WHAT IS EXPECTED -
Retype the data below without altering anything.

Dataset excerpts -
-- Start --
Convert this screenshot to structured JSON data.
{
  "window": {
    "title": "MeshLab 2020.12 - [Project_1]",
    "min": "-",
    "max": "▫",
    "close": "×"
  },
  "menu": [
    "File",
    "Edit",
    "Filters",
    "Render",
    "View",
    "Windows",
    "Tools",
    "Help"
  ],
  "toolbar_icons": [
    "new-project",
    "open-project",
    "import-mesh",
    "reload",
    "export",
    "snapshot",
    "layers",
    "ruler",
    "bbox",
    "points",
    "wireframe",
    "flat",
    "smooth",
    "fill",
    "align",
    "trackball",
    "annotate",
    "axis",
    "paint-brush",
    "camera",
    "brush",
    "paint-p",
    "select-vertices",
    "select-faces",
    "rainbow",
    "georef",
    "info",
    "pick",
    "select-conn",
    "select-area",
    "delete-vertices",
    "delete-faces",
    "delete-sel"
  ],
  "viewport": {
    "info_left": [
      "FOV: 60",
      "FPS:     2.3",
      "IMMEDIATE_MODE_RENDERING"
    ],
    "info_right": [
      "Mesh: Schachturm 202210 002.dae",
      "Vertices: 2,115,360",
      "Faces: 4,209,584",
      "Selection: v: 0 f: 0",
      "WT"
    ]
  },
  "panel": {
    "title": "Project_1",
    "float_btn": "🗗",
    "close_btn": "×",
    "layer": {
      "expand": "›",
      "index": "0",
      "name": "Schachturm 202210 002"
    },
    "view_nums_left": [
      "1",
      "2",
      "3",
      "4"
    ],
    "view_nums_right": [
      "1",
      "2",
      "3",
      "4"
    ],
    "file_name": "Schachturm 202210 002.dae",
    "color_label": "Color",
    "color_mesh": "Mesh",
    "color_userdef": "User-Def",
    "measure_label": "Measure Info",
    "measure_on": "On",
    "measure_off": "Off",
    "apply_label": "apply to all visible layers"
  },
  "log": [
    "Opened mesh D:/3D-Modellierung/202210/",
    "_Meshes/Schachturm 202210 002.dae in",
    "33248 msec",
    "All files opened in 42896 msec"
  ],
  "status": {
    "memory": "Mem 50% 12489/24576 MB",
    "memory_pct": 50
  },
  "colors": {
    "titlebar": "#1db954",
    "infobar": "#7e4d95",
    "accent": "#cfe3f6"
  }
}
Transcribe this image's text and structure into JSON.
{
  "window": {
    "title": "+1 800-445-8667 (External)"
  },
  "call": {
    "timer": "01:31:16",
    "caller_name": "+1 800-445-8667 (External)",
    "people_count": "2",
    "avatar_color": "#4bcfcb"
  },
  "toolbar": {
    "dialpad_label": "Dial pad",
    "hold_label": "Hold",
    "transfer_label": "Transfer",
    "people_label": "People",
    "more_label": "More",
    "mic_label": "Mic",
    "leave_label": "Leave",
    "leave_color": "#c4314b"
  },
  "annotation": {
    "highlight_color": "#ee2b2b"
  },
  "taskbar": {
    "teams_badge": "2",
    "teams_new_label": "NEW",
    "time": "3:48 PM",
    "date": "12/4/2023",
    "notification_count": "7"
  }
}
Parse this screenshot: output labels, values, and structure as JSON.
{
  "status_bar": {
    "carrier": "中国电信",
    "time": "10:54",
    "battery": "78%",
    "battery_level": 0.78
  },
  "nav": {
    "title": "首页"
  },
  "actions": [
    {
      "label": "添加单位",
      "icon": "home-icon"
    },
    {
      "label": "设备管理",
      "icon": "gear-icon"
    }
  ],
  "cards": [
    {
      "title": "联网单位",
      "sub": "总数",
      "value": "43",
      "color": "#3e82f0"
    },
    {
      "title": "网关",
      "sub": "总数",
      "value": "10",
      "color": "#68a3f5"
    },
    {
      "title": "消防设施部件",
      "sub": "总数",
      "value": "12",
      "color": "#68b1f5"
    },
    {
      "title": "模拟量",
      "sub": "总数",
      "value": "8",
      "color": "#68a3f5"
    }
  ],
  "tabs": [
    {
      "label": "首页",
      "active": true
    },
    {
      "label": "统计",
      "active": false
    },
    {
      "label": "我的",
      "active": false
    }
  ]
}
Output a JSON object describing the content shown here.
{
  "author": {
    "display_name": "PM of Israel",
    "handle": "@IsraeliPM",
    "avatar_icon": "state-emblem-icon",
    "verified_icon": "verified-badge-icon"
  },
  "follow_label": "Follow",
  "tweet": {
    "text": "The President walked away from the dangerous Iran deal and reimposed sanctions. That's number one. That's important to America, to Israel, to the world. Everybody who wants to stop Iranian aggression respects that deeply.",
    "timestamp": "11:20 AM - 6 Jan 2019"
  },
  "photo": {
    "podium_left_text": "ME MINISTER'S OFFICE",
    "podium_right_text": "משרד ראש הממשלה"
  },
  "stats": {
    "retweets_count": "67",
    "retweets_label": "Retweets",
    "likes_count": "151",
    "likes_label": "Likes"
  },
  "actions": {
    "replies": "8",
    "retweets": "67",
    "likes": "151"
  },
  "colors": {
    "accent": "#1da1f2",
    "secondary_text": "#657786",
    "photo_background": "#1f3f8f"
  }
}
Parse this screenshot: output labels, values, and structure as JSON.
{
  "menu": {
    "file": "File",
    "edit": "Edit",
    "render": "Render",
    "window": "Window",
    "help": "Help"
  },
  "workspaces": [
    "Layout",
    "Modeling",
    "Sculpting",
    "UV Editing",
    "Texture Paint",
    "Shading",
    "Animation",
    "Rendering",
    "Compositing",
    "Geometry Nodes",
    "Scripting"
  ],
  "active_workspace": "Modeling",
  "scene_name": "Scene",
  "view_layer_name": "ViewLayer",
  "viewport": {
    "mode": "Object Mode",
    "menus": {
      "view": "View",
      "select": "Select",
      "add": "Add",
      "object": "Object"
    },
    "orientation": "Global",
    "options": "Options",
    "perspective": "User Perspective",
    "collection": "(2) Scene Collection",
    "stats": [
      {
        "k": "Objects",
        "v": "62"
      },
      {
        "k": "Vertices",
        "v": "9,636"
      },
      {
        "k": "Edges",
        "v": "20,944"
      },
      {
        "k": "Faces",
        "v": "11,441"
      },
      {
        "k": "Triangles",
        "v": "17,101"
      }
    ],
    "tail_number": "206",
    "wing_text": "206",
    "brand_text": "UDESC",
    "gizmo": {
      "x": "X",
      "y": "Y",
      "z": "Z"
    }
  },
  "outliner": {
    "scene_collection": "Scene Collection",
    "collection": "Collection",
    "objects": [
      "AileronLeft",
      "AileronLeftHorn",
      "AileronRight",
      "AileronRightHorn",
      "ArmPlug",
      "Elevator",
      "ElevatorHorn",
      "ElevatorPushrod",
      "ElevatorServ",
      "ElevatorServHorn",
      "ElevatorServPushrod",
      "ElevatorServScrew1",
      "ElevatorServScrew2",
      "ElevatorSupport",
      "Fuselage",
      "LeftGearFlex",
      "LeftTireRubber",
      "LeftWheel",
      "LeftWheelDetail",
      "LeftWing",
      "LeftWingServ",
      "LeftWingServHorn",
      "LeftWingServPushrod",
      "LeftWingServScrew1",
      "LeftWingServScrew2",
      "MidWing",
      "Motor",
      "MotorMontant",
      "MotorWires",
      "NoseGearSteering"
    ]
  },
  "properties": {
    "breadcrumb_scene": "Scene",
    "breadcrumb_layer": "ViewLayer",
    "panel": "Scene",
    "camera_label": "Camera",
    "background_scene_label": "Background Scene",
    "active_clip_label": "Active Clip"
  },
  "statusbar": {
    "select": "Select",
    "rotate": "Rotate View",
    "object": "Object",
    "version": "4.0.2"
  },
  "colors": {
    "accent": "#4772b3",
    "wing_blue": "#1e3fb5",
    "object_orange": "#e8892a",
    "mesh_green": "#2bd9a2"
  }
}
-- End --
TASK SOLUTION -
Convert this screenshot to structured JSON data.
{
  "window": {
    "title": "MeshLab 2020.12 - [Project_1]",
    "min": "-",
    "max": "▫",
    "close": "×"
  },
  "menu": [
    "File",
    "Edit",
    "Filters",
    "Render",
    "View",
    "Windows",
    "Tools",
    "Help"
  ],
  "toolbar_icons": [
    "new-project",
    "open-project",
    "import-mesh",
    "reload",
    "export",
    "snapshot",
    "layers",
    "ruler",
    "bbox",
    "points",
    "wireframe",
    "flat",
    "smooth",
    "fill",
    "align",
    "trackball",
    "annotate",
    "axis",
    "paint-brush",
    "camera",
    "brush",
    "paint-p",
    "select-vertices",
    "select-faces",
    "rainbow",
    "georef",
    "info",
    "pick",
    "select-conn",
    "select-area",
    "delete-vertices",
    "delete-faces",
    "delete-sel"
  ],
  "viewport": {
    "info_left": [
      "FOV: 60",
      "FPS:     2.3",
      "IMMEDIATE_MODE_RENDERING"
    ],
    "info_right": [
      "Mesh: Schachturm 202210 002.dae",
      "Vertices: 2,115,360",
      "Faces: 4,209,584",
      "Selection: v: 0 f: 0",
      "WT"
    ]
  },
  "panel": {
    "title": "Project_1",
    "float_btn": "🗗",
    "close_btn": "×",
    "layer": {
      "expand": "›",
      "index": "0",
      "name": "Schachturm 202210 002"
    },
    "view_nums_left": [
      "1",
      "2",
      "3",
      "4"
    ],
    "view_nums_right": [
      "1",
      "2",
      "3",
      "4"
    ],
    "file_name": "Schachturm 202210 002.dae",
    "color_label": "Color",
    "color_mesh": "Mesh",
    "color_userdef": "User-Def",
    "measure_label": "Measure Info",
    "measure_on": "On",
    "measure_off": "Off",
    "apply_label": "apply to all visible layers"
  },
  "log": [
    "Opened mesh D:/3D-Modellierung/202210/",
    "_Meshes/Schachturm 202210 002.dae in",
    "33248 msec",
    "All files opened in 42896 msec"
  ],
  "status": {
    "memory": "Mem 50% 12489/24576 MB",
    "memory_pct": 50
  },
  "colors": {
    "titlebar": "#1db954",
    "infobar": "#7e4d95",
    "accent": "#cfe3f6"
  }
}
Transcribe this image's text and structure into JSON.
{
  "window": {
    "title": "+1 800-445-8667 (External)"
  },
  "call": {
    "timer": "01:31:16",
    "caller_name": "+1 800-445-8667 (External)",
    "people_count": "2",
    "avatar_color": "#4bcfcb"
  },
  "toolbar": {
    "dialpad_label": "Dial pad",
    "hold_label": "Hold",
    "transfer_label": "Transfer",
    "people_label": "People",
    "more_label": "More",
    "mic_label": "Mic",
    "leave_label": "Leave",
    "leave_color": "#c4314b"
  },
  "annotation": {
    "highlight_color": "#ee2b2b"
  },
  "taskbar": {
    "teams_badge": "2",
    "teams_new_label": "NEW",
    "time": "3:48 PM",
    "date": "12/4/2023",
    "notification_count": "7"
  }
}
Parse this screenshot: output labels, values, and structure as JSON.
{
  "status_bar": {
    "carrier": "中国电信",
    "time": "10:54",
    "battery": "78%",
    "battery_level": 0.78
  },
  "nav": {
    "title": "首页"
  },
  "actions": [
    {
      "label": "添加单位",
      "icon": "home-icon"
    },
    {
      "label": "设备管理",
      "icon": "gear-icon"
    }
  ],
  "cards": [
    {
      "title": "联网单位",
      "sub": "总数",
      "value": "43",
      "color": "#3e82f0"
    },
    {
      "title": "网关",
      "sub": "总数",
      "value": "10",
      "color": "#68a3f5"
    },
    {
      "title": "消防设施部件",
      "sub": "总数",
      "value": "12",
      "color": "#68b1f5"
    },
    {
      "title": "模拟量",
      "sub": "总数",
      "value": "8",
      "color": "#68a3f5"
    }
  ],
  "tabs": [
    {
      "label": "首页",
      "active": true
    },
    {
      "label": "统计",
      "active": false
    },
    {
      "label": "我的",
      "active": false
    }
  ]
}
Output a JSON object describing the content shown here.
{
  "author": {
    "display_name": "PM of Israel",
    "handle": "@IsraeliPM",
    "avatar_icon": "state-emblem-icon",
    "verified_icon": "verified-badge-icon"
  },
  "follow_label": "Follow",
  "tweet": {
    "text": "The President walked away from the dangerous Iran deal and reimposed sanctions. That's number one. That's important to America, to Israel, to the world. Everybody who wants to stop Iranian aggression respects that deeply.",
    "timestamp": "11:20 AM - 6 Jan 2019"
  },
  "photo": {
    "podium_left_text": "ME MINISTER'S OFFICE",
    "podium_right_text": "משרד ראש הממשלה"
  },
  "stats": {
    "retweets_count": "67",
    "retweets_label": "Retweets",
    "likes_count": "151",
    "likes_label": "Likes"
  },
  "actions": {
    "replies": "8",
    "retweets": "67",
    "likes": "151"
  },
  "colors": {
    "accent": "#1da1f2",
    "secondary_text": "#657786",
    "photo_background": "#1f3f8f"
  }
}
Parse this screenshot: output labels, values, and structure as JSON.
{
  "menu": {
    "file": "File",
    "edit": "Edit",
    "render": "Render",
    "window": "Window",
    "help": "Help"
  },
  "workspaces": [
    "Layout",
    "Modeling",
    "Sculpting",
    "UV Editing",
    "Texture Paint",
    "Shading",
    "Animation",
    "Rendering",
    "Compositing",
    "Geometry Nodes",
    "Scripting"
  ],
  "active_workspace": "Modeling",
  "scene_name": "Scene",
  "view_layer_name": "ViewLayer",
  "viewport": {
    "mode": "Object Mode",
    "menus": {
      "view": "View",
      "select": "Select",
      "add": "Add",
      "object": "Object"
    },
    "orientation": "Global",
    "options": "Options",
    "perspective": "User Perspective",
    "collection": "(2) Scene Collection",
    "stats": [
      {
        "k": "Objects",
        "v": "62"
      },
      {
        "k": "Vertices",
        "v": "9,636"
      },
      {
        "k": "Edges",
        "v": "20,944"
      },
      {
        "k": "Faces",
        "v": "11,441"
      },
      {
        "k": "Triangles",
        "v": "17,101"
      }
    ],
    "tail_number": "206",
    "wing_text": "206",
    "brand_text": "UDESC",
    "gizmo": {
      "x": "X",
      "y": "Y",
      "z": "Z"
    }
  },
  "outliner": {
    "scene_collection": "Scene Collection",
    "collection": "Collection",
    "objects": [
      "AileronLeft",
      "AileronLeftHorn",
      "AileronRight",
      "AileronRightHorn",
      "ArmPlug",
      "Elevator",
      "ElevatorHorn",
      "ElevatorPushrod",
      "ElevatorServ",
      "ElevatorServHorn",
      "ElevatorServPushrod",
      "ElevatorServScrew1",
      "ElevatorServScrew2",
      "ElevatorSupport",
      "Fuselage",
      "LeftGearFlex",
      "LeftTireRubber",
      "LeftWheel",
      "LeftWheelDetail",
      "LeftWing",
      "LeftWingServ",
      "LeftWingServHorn",
      "LeftWingServPushrod",
      "LeftWingServScrew1",
      "LeftWingServScrew2",
      "MidWing",
      "Motor",
      "MotorMontant",
      "MotorWires",
      "NoseGearSteering"
    ]
  },
  "properties": {
    "breadcrumb_scene": "Scene",
    "breadcrumb_layer": "ViewLayer",
    "panel": "Scene",
    "camera_label": "Camera",
    "background_scene_label": "Background Scene",
    "active_clip_label": "Active Clip"
  },
  "statusbar": {
    "select": "Select",
    "rotate": "Rotate View",
    "object": "Object",
    "version": "4.0.2"
  },
  "colors": {
    "accent": "#4772b3",
    "wing_blue": "#1e3fb5",
    "object_orange": "#e8892a",
    "mesh_green": "#2bd9a2"
  }
}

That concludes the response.